*RAW RECORDS*
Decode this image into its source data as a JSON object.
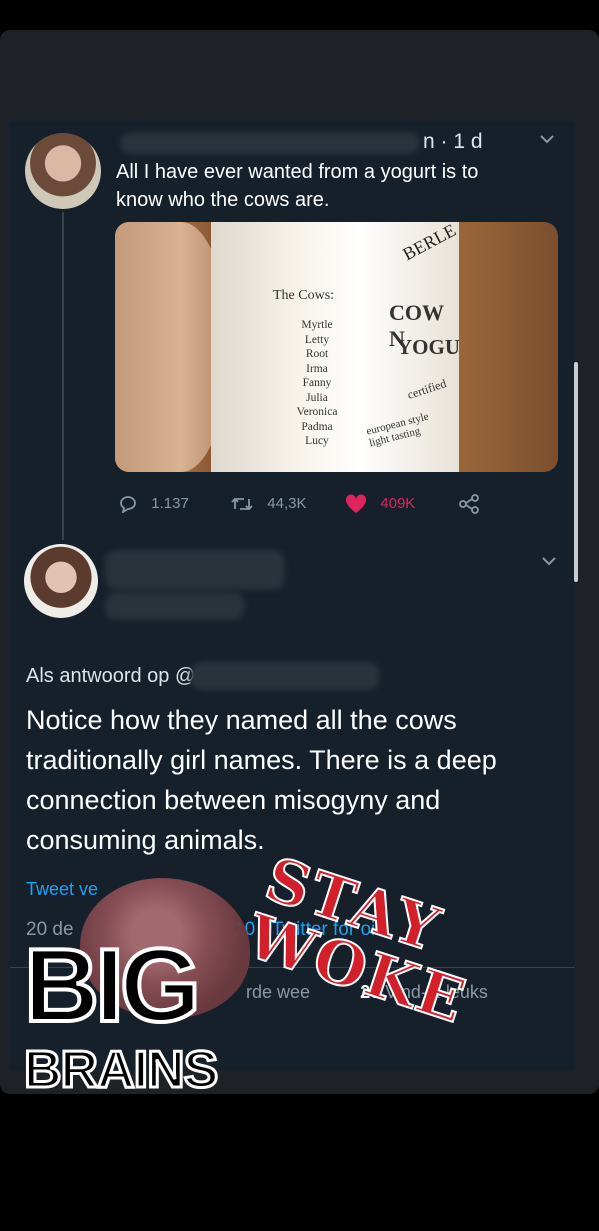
{
  "tweet1": {
    "meta": "n · 1 d",
    "text": "All I have ever wanted from a yogurt is to know who the cows are.",
    "media": {
      "label_title": "The Cows:",
      "cow_names": [
        "Myrtle",
        "Letty",
        "Root",
        "Irma",
        "Fanny",
        "Julia",
        "Veronica",
        "Padma",
        "Lucy"
      ],
      "brand": "BERLE",
      "product_line1": "COW N",
      "product_line2": "YOGU",
      "certified": "certified",
      "style": "european style",
      "tasting": "light tasting"
    },
    "actions": {
      "replies": "1.137",
      "retweets": "44,3K",
      "likes": "409K"
    }
  },
  "tweet2": {
    "reply_to": "Als antwoord op @",
    "text": "Notice how they named all the cows traditionally girl names. There is a deep connection between misogyny and consuming animals.",
    "via": "Tweet ve",
    "date": "20 de",
    "client": "10 · Twitter for    oid",
    "stats_retweets_label": "rde      wee",
    "stats_likes_count": "26",
    "stats_likes_label": "Vind-ik-leuks"
  },
  "overlay": {
    "big": "BIG",
    "brains": "BRAINS",
    "stay_woke": "STAY WOKE"
  },
  "colors": {
    "background": "#15202b",
    "accent": "#1da1f2",
    "like": "#e0245e",
    "woke": "#d21f2a"
  }
}
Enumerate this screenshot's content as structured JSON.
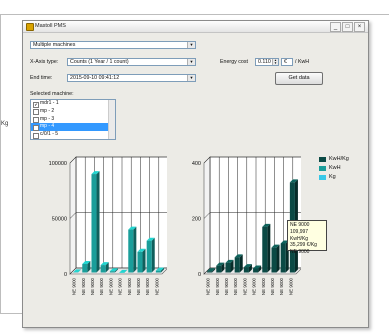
{
  "window": {
    "title": "Mastoll PMS",
    "controls": [
      "_",
      "□",
      "×"
    ]
  },
  "form": {
    "machine_select": "Multiple machines",
    "x_axis_label": "X-Axis type:",
    "x_axis_value": "Counts (1 Year / 1 count)",
    "end_time_label": "End time:",
    "end_time_value": "2015-09-10 09:41:12",
    "energy_cost_label": "Energy cost",
    "energy_cost_value": "0.110",
    "energy_cost_currency": "€",
    "energy_unit": "/ KwH",
    "get_data_button": "Get data",
    "selected_machine_label": "Selected machine:"
  },
  "machines": [
    {
      "label": "mdr1 - 1",
      "checked": true,
      "selected": false
    },
    {
      "label": "mp - 2",
      "checked": false,
      "selected": false
    },
    {
      "label": "mp - 3",
      "checked": false,
      "selected": false
    },
    {
      "label": "mp - 4",
      "checked": false,
      "selected": true
    },
    {
      "label": "c/0/1 - 5",
      "checked": false,
      "selected": false
    }
  ],
  "legend": [
    {
      "name": "KwH/Kg",
      "color": "#0b4a45"
    },
    {
      "name": "KwH",
      "color": "#1a9e9a"
    },
    {
      "name": "Kg",
      "color": "#38c8e8"
    }
  ],
  "tooltip": {
    "line1": "NE 9000",
    "line2": "109,997 KwH/Kg",
    "line3": "35,299 €/Kg",
    "line4": "NE 9000"
  },
  "colors": {
    "series_dark": "#0b4a45",
    "series_mid": "#1a9e9a",
    "series_light": "#38c8e8",
    "selection": "#3399ff"
  },
  "chart_data": [
    {
      "type": "bar",
      "title": "",
      "categories": [
        "NE 9000",
        "NE 9000",
        "NE 9000",
        "NE 9000",
        "NE 9000",
        "NE 9000",
        "NE 9000",
        "NE 9000",
        "NE 9000",
        "NE 9000"
      ],
      "series": [
        {
          "name": "KwH",
          "values": [
            1500,
            9000,
            90000,
            8000,
            2500,
            1000,
            40000,
            20000,
            30000,
            3000
          ]
        }
      ],
      "ylim": [
        0,
        100000
      ],
      "yticks": [
        "0",
        "50000",
        "100000"
      ],
      "grid": true
    },
    {
      "type": "bar",
      "title": "",
      "categories": [
        "NE 9000",
        "NE 9000",
        "NE 9000",
        "NE 9000",
        "NE 9000",
        "NE 9000",
        "NE 9000",
        "NE 9000",
        "NE 9000",
        "NE 9000"
      ],
      "series": [
        {
          "name": "KwH/Kg",
          "values": [
            10,
            30,
            40,
            60,
            25,
            20,
            170,
            95,
            110,
            330
          ]
        }
      ],
      "ylim": [
        0,
        400
      ],
      "yticks": [
        "0",
        "200",
        "400"
      ],
      "grid": true
    }
  ],
  "background": {
    "left_fragment_text": "Kg"
  }
}
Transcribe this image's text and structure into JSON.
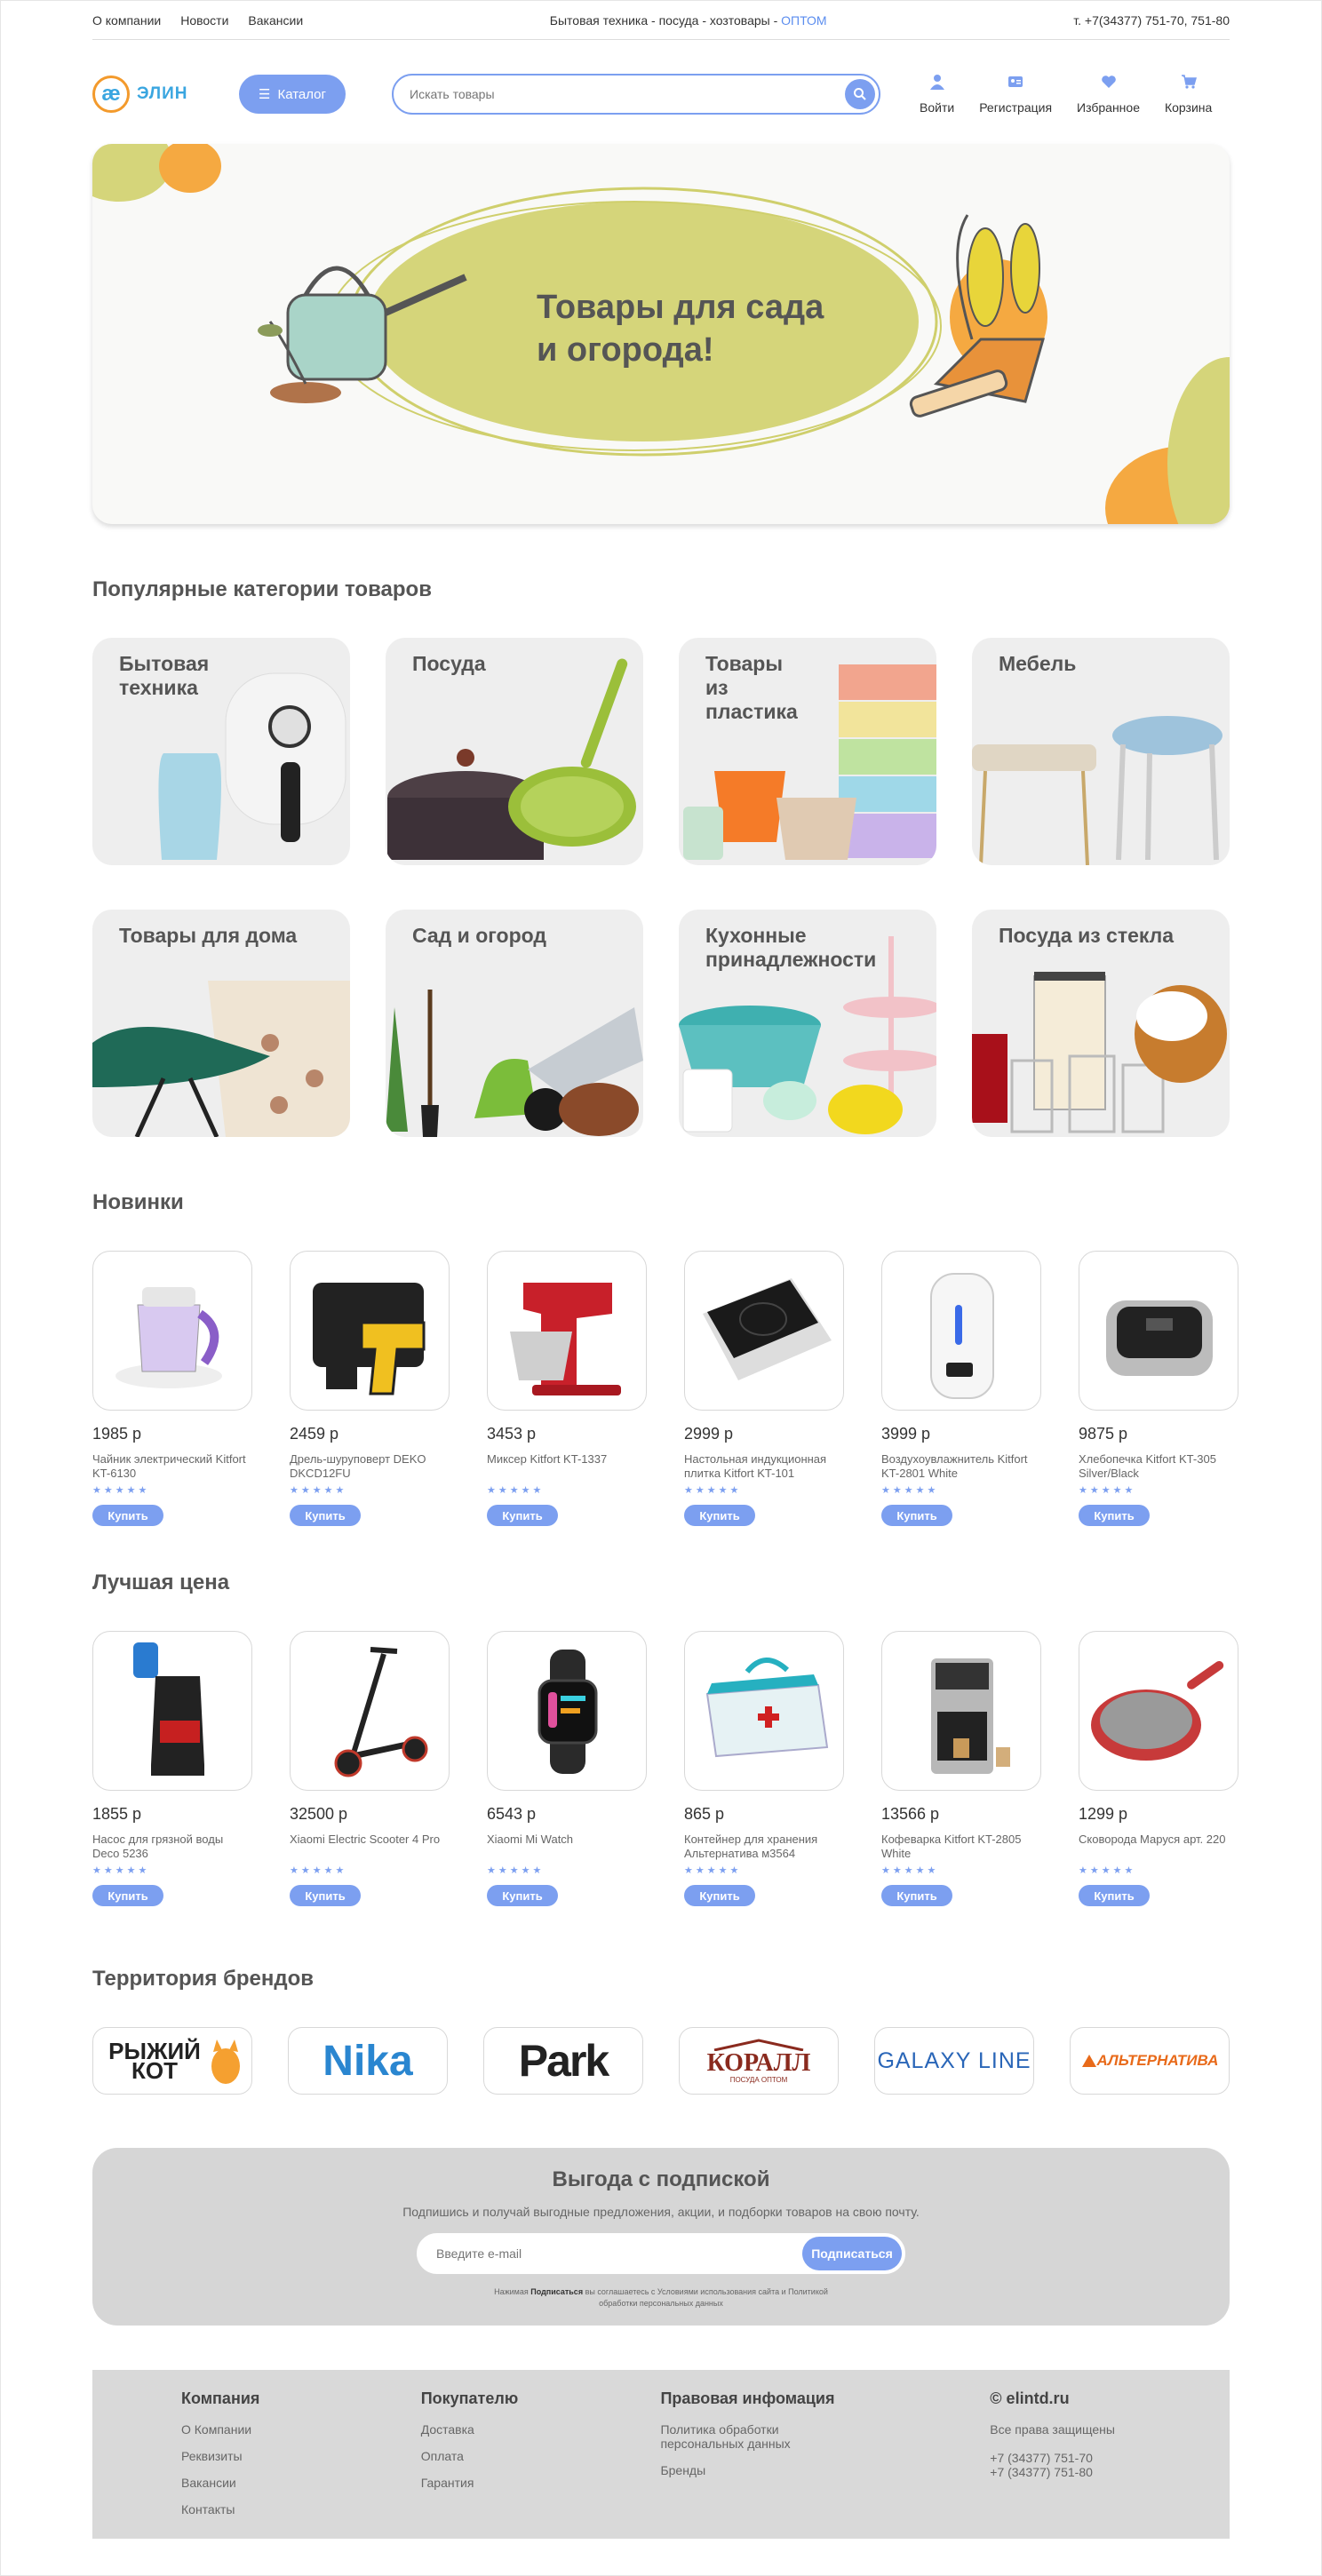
{
  "topbar": {
    "links": [
      "О компании",
      "Новости",
      "Вакансии"
    ],
    "tagline": "Бытовая техника - посуда - хозтовары - ",
    "tagline_accent": "ОПТОМ",
    "phone": "т. +7(34377) 751-70, 751-80"
  },
  "header": {
    "logo_mark": "ӕ",
    "logo_text": "ЭЛИН",
    "catalog_label": "Каталог",
    "search_placeholder": "Искать товары",
    "icons": [
      {
        "label": "Войти",
        "icon": "user-icon"
      },
      {
        "label": "Регистрация",
        "icon": "id-card-icon"
      },
      {
        "label": "Избранное",
        "icon": "heart-icon"
      },
      {
        "label": "Корзина",
        "icon": "cart-icon"
      }
    ]
  },
  "hero": {
    "title": "Товары для  сада\nи огорода!"
  },
  "categories": {
    "title": "Популярные категории товаров",
    "items": [
      {
        "label": "Бытовая\nтехника"
      },
      {
        "label": "Посуда"
      },
      {
        "label": "Товары\nиз\nпластика"
      },
      {
        "label": "Мебель"
      },
      {
        "label": "Товары для дома"
      },
      {
        "label": "Сад  и  огород"
      },
      {
        "label": "Кухонные\nпринадлежности"
      },
      {
        "label": "Посуда из стекла"
      }
    ]
  },
  "new_products": {
    "title": "Новинки",
    "items": [
      {
        "price": "1985 р",
        "name": "Чайник электрический Kitfort KT-6130",
        "buy": "Купить"
      },
      {
        "price": "2459 р",
        "name": "Дрель-шуруповерт DEKO DKCD12FU",
        "buy": "Купить"
      },
      {
        "price": "3453 р",
        "name": "Миксер Kitfort KT-1337",
        "buy": "Купить"
      },
      {
        "price": "2999 р",
        "name": "Настольная индукционная плитка Kitfort KT-101",
        "buy": "Купить"
      },
      {
        "price": "3999 р",
        "name": "Воздухоувлажнитель Kitfort KT-2801 White",
        "buy": "Купить"
      },
      {
        "price": "9875 р",
        "name": "Хлебопечка Kitfort KT-305 Silver/Black",
        "buy": "Купить"
      }
    ]
  },
  "best_price": {
    "title": "Лучшая цена",
    "items": [
      {
        "price": "1855 р",
        "name": "Насос для грязной воды Deco 5236",
        "buy": "Купить"
      },
      {
        "price": "32500 р",
        "name": "Xiaomi Electric Scooter 4 Pro",
        "buy": "Купить"
      },
      {
        "price": "6543 р",
        "name": "Xiaomi Mi Watch",
        "buy": "Купить"
      },
      {
        "price": "865 р",
        "name": "Контейнер для хранения Альтернатива м3564",
        "buy": "Купить"
      },
      {
        "price": "13566 р",
        "name": "Кофеварка Kitfort KT-2805 White",
        "buy": "Купить"
      },
      {
        "price": "1299 р",
        "name": "Сковорода  Маруся арт. 220",
        "buy": "Купить"
      }
    ]
  },
  "rating_stars": "★★★★★",
  "brands": {
    "title": "Территория брендов",
    "items": [
      "РЫЖИЙ КОТ",
      "Nika",
      "Park",
      "КОРАЛЛ",
      "GALAXY LINE",
      "АЛЬТЕРНАТИВА"
    ],
    "korall_sub": "ПОСУДА ОПТОМ"
  },
  "subscribe": {
    "title": "Выгода с подпиской",
    "text": "Подпишись и получай выгодные предложения, акции, и подборки товаров на свою почту.",
    "placeholder": "Введите e-mail",
    "button": "Подписаться",
    "note_prefix": "Нажимая ",
    "note_bold": "Подписаться",
    "note_suffix": " вы соглашаетесь с Условиями использования сайта и Политикой обработки персональных данных"
  },
  "footer": {
    "company": {
      "title": "Компания",
      "items": [
        "О Компании",
        "Реквизиты",
        "Вакансии",
        "Контакты"
      ]
    },
    "buyer": {
      "title": "Покупателю",
      "items": [
        "Доставка",
        "Оплата",
        "Гарантия"
      ]
    },
    "legal": {
      "title": "Правовая инфомация",
      "items": [
        "Политика обработки персональных данных",
        "Бренды"
      ]
    },
    "site": {
      "title": "© elintd.ru",
      "rights": "Все права защищены",
      "phones": [
        "+7 (34377) 751-70",
        "+7 (34377) 751-80"
      ]
    }
  },
  "colors": {
    "accent": "#7c9ff0",
    "hero_yellow": "#d5d57a",
    "hero_orange": "#f5a941",
    "card_bg": "#eeeeee",
    "footer_bg": "#d9d9d9"
  }
}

*WORK TO COMPLETE*
Locate all lines holding the word "ОПТОМ", then copy them out.

*SOLUTION BELOW*
    "tagline_accent": "ОПТОМ",
    "korall_sub": "ПОСУДА ОПТОМ"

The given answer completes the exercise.